EXERCISE: Filter this data down to the lines that hold "turlari", and copy them.

(Dataset records)
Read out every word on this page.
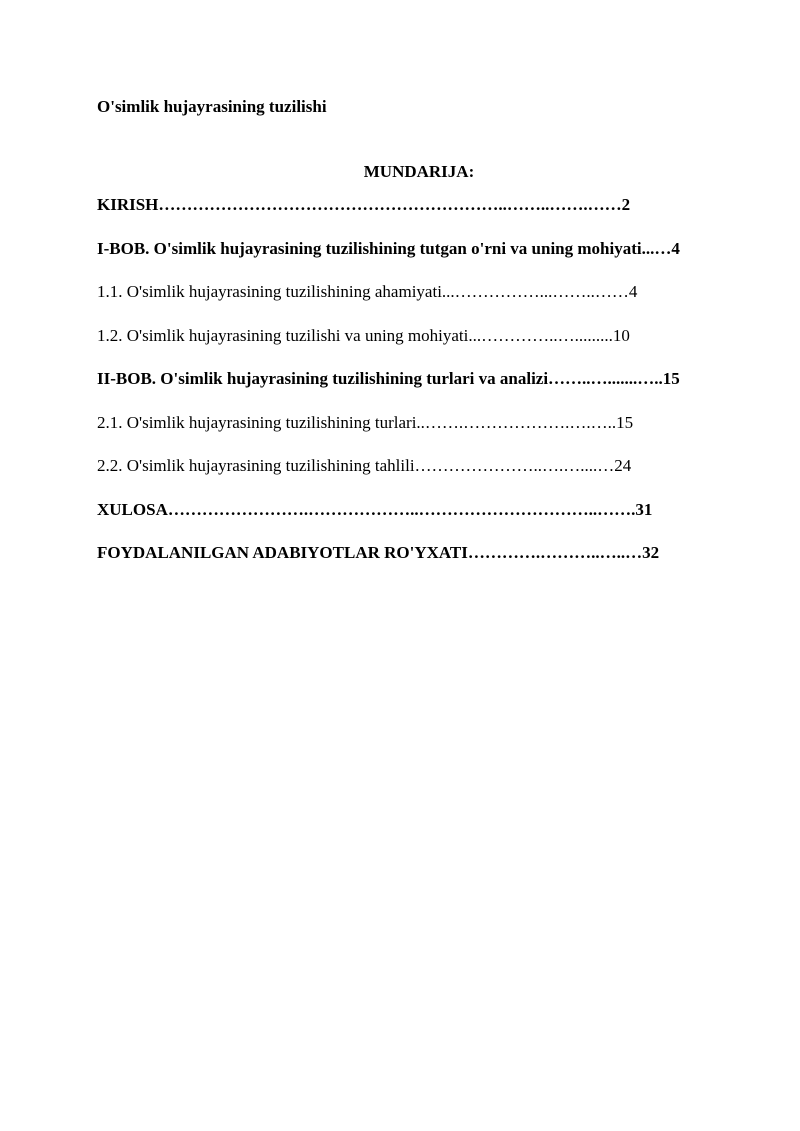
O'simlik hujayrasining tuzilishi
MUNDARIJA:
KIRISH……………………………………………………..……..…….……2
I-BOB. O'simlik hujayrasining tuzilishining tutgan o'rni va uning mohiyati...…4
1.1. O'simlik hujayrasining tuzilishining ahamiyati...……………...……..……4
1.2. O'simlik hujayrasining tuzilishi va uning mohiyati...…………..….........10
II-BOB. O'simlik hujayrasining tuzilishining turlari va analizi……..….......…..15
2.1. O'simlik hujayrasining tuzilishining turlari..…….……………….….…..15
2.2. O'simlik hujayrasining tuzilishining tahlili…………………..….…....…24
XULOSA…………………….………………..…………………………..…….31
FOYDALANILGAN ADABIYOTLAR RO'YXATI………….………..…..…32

WRITTEN REPLY:
II-BOB. O'simlik hujayrasining tuzilishining turlari va analizi……..….......…..15
2.1. O'simlik hujayrasining tuzilishining turlari..…….……………….….…..15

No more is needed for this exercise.